[Entries taken from a collection]
[Begin]

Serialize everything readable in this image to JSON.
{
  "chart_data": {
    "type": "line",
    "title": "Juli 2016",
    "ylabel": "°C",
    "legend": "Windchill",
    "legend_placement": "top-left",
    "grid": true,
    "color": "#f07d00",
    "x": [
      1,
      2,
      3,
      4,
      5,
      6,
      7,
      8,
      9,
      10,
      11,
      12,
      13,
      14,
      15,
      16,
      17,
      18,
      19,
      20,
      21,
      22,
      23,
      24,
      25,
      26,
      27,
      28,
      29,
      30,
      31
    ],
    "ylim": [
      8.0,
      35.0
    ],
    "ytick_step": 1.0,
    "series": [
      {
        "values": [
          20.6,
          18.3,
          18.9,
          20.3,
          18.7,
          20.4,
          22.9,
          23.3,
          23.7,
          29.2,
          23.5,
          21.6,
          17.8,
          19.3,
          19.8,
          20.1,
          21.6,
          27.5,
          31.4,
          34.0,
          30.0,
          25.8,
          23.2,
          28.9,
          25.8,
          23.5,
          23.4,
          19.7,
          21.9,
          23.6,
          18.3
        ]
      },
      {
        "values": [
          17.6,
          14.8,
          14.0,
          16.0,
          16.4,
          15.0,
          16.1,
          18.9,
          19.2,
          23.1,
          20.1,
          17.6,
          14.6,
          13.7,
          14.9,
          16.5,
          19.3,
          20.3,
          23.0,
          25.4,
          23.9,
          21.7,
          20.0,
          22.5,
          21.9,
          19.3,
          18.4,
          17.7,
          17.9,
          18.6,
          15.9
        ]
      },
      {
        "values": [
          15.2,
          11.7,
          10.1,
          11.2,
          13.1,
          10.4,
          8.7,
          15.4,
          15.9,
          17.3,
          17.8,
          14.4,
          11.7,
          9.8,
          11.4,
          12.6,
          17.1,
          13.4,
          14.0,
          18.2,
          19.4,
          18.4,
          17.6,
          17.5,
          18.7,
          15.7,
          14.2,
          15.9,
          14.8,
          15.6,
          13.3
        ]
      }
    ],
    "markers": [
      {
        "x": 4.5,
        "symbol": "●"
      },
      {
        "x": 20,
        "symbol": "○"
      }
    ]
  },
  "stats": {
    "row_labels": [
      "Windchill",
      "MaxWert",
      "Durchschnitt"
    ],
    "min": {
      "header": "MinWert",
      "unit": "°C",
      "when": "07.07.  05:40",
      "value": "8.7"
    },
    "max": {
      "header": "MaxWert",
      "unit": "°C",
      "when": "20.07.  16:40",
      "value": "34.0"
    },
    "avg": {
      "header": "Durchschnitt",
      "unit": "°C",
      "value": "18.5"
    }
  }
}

[End]

*Set exercise*:
Collect the complete line wherever the string "Durchschnitt" appears in the records.

*Exercise solution*:
      "Durchschnitt"
      "header": "Durchschnitt",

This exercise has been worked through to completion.